- WHAT THIS TASK INVOLVES:
Transcribe all of the records word for word, but omit the pictures.

Extracted records:
↓↓↓
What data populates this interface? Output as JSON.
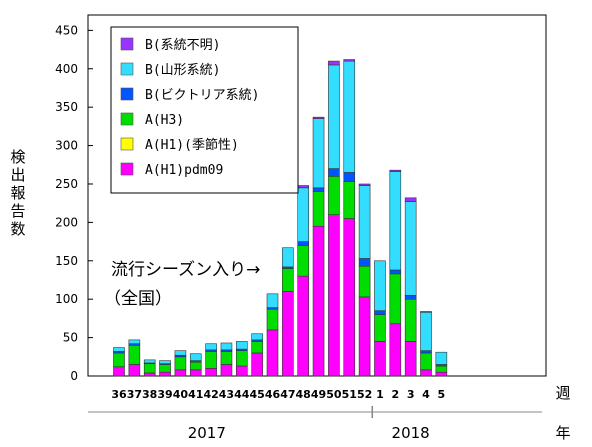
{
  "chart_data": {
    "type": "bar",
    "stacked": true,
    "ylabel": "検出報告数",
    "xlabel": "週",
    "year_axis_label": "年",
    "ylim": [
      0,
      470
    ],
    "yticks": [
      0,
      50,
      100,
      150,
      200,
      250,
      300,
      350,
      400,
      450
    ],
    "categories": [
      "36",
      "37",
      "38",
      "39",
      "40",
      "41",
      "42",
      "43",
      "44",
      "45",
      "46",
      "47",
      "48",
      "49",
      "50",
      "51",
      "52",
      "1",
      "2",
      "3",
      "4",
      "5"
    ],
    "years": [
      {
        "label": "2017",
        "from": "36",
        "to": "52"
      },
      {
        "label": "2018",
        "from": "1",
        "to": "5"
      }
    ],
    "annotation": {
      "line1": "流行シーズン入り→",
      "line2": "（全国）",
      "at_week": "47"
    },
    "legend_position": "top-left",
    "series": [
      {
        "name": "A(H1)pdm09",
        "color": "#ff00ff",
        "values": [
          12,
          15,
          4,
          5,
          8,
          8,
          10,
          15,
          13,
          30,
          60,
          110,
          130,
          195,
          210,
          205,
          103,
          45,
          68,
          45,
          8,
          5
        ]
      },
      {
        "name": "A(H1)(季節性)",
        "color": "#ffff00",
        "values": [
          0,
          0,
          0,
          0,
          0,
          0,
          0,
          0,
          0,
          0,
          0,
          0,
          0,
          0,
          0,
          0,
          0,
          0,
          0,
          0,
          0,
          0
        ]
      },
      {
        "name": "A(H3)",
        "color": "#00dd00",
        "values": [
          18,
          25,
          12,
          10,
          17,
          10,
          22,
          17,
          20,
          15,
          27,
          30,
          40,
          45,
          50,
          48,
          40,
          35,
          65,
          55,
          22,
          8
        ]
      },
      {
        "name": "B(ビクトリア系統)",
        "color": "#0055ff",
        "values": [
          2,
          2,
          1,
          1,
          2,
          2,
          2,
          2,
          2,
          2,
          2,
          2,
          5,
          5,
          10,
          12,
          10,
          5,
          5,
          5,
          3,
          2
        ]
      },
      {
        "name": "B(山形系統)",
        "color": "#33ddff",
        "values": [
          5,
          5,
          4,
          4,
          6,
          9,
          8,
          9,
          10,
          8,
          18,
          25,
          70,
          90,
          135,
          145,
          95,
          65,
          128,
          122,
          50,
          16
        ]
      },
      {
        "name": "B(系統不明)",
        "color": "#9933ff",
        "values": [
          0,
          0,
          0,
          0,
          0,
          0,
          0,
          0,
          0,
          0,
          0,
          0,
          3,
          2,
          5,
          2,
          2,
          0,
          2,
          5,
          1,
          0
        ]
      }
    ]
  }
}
↑↑↑
- ANSWER TO THIS TASK:
What data populates this interface? Output as JSON.
{
  "chart_data": {
    "type": "bar",
    "stacked": true,
    "ylabel": "検出報告数",
    "xlabel": "週",
    "year_axis_label": "年",
    "ylim": [
      0,
      470
    ],
    "yticks": [
      0,
      50,
      100,
      150,
      200,
      250,
      300,
      350,
      400,
      450
    ],
    "categories": [
      "36",
      "37",
      "38",
      "39",
      "40",
      "41",
      "42",
      "43",
      "44",
      "45",
      "46",
      "47",
      "48",
      "49",
      "50",
      "51",
      "52",
      "1",
      "2",
      "3",
      "4",
      "5"
    ],
    "years": [
      {
        "label": "2017",
        "from": "36",
        "to": "52"
      },
      {
        "label": "2018",
        "from": "1",
        "to": "5"
      }
    ],
    "annotation": {
      "line1": "流行シーズン入り→",
      "line2": "（全国）",
      "at_week": "47"
    },
    "legend_position": "top-left",
    "series": [
      {
        "name": "A(H1)pdm09",
        "color": "#ff00ff",
        "values": [
          12,
          15,
          4,
          5,
          8,
          8,
          10,
          15,
          13,
          30,
          60,
          110,
          130,
          195,
          210,
          205,
          103,
          45,
          68,
          45,
          8,
          5
        ]
      },
      {
        "name": "A(H1)(季節性)",
        "color": "#ffff00",
        "values": [
          0,
          0,
          0,
          0,
          0,
          0,
          0,
          0,
          0,
          0,
          0,
          0,
          0,
          0,
          0,
          0,
          0,
          0,
          0,
          0,
          0,
          0
        ]
      },
      {
        "name": "A(H3)",
        "color": "#00dd00",
        "values": [
          18,
          25,
          12,
          10,
          17,
          10,
          22,
          17,
          20,
          15,
          27,
          30,
          40,
          45,
          50,
          48,
          40,
          35,
          65,
          55,
          22,
          8
        ]
      },
      {
        "name": "B(ビクトリア系統)",
        "color": "#0055ff",
        "values": [
          2,
          2,
          1,
          1,
          2,
          2,
          2,
          2,
          2,
          2,
          2,
          2,
          5,
          5,
          10,
          12,
          10,
          5,
          5,
          5,
          3,
          2
        ]
      },
      {
        "name": "B(山形系統)",
        "color": "#33ddff",
        "values": [
          5,
          5,
          4,
          4,
          6,
          9,
          8,
          9,
          10,
          8,
          18,
          25,
          70,
          90,
          135,
          145,
          95,
          65,
          128,
          122,
          50,
          16
        ]
      },
      {
        "name": "B(系統不明)",
        "color": "#9933ff",
        "values": [
          0,
          0,
          0,
          0,
          0,
          0,
          0,
          0,
          0,
          0,
          0,
          0,
          3,
          2,
          5,
          2,
          2,
          0,
          2,
          5,
          1,
          0
        ]
      }
    ]
  }
}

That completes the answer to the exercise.